═════ PROVIDED DATA ═════

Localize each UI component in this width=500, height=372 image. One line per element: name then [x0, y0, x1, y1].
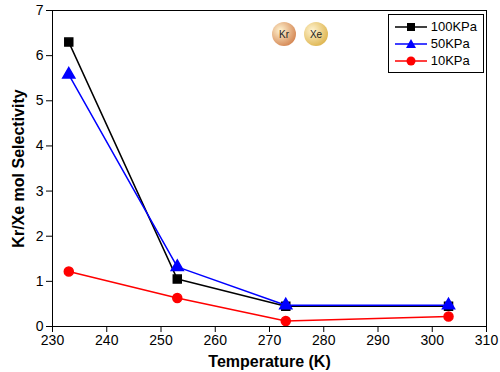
- html-text:100KPa: 100KPa: [430, 19, 477, 34]
- svg-text:230: 230: [41, 332, 65, 348]
- svg-text:Temperature (K): Temperature (K): [208, 353, 330, 370]
- svg-text:0: 0: [35, 318, 44, 334]
- svg-text:4: 4: [36, 137, 44, 153]
- svg-text:6: 6: [36, 47, 44, 63]
- svg-text:250: 250: [149, 332, 173, 348]
- svg-text:260: 260: [204, 332, 228, 348]
- html-text:50KPa: 50KPa: [430, 36, 470, 51]
- svg-text:3: 3: [36, 183, 44, 199]
- svg-text:1: 1: [36, 273, 44, 289]
- svg-text:300: 300: [421, 332, 445, 348]
- svg-text:Kr/Xe mol Selectivity: Kr/Xe mol Selectivity: [10, 89, 27, 247]
- html-text:Xe: Xe: [309, 28, 323, 40]
- svg-text:270: 270: [258, 332, 282, 348]
- html-text:Kr: Kr: [279, 28, 289, 40]
- svg-text:7: 7: [36, 2, 44, 18]
- svg-text:290: 290: [366, 332, 390, 348]
- svg-text:240: 240: [95, 332, 119, 348]
- svg-text:2: 2: [36, 228, 44, 244]
- svg-text:5: 5: [36, 92, 44, 108]
- svg-text:280: 280: [312, 332, 336, 348]
- html-text:10KPa: 10KPa: [430, 53, 470, 68]
- svg-text:310: 310: [475, 332, 499, 348]
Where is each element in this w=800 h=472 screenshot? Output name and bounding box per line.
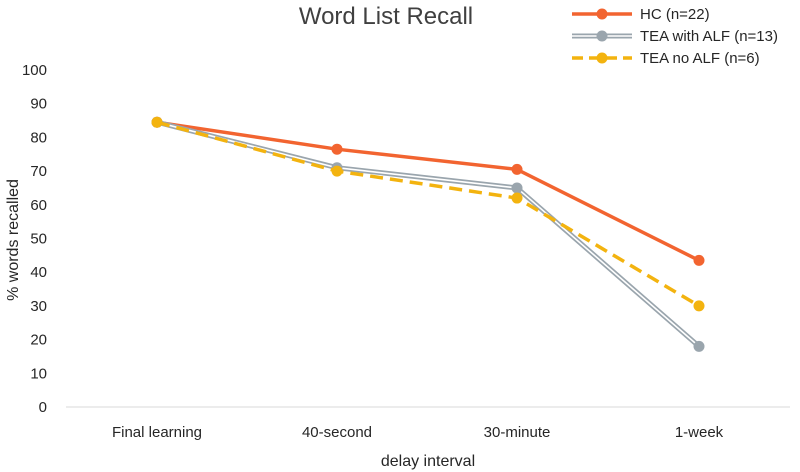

═════

TASK -
Arrange every line of the records above as a numbered list, skipping blank lines and leaving out the pictures.

SOLUTION TO THE PROBLEM -
1. Localize each UI component in this width=500, height=372 image. One line per element: name then [x0, y0, x1, y1].
2. - html-text:100KPa: 100KPa: [430, 19, 477, 34]
3. - svg-text:230: 230: [41, 332, 65, 348]
4. - svg-text:Temperature (K): Temperature (K): [208, 353, 330, 370]
5. - svg-text:0: 0: [35, 318, 44, 334]
6. - svg-text:4: 4: [36, 137, 44, 153]
7. - svg-text:6: 6: [36, 47, 44, 63]
8. - svg-text:250: 250: [149, 332, 173, 348]
9. - svg-text:260: 260: [204, 332, 228, 348]
10. - html-text:50KPa: 50KPa: [430, 36, 470, 51]
11. - svg-text:3: 3: [36, 183, 44, 199]
12. - svg-text:1: 1: [36, 273, 44, 289]
13. - svg-text:300: 300: [421, 332, 445, 348]
14. - svg-text:Kr/Xe mol Selectivity: Kr/Xe mol Selectivity: [10, 89, 27, 247]
15. - html-text:Xe: Xe: [309, 28, 323, 40]
16. - svg-text:270: 270: [258, 332, 282, 348]
17. - html-text:Kr: Kr: [279, 28, 289, 40]
18. - svg-text:7: 7: [36, 2, 44, 18]
19. - svg-text:290: 290: [366, 332, 390, 348]
20. - svg-text:240: 240: [95, 332, 119, 348]
21. - svg-text:2: 2: [36, 228, 44, 244]
22. - svg-text:5: 5: [36, 92, 44, 108]
23. - svg-text:280: 280: [312, 332, 336, 348]
24. - html-text:10KPa: 10KPa: [430, 53, 470, 68]
25. - svg-text:310: 310: [475, 332, 499, 348]
26. Where is each element in this w=800 h=472 screenshot? Output name and bounding box per line.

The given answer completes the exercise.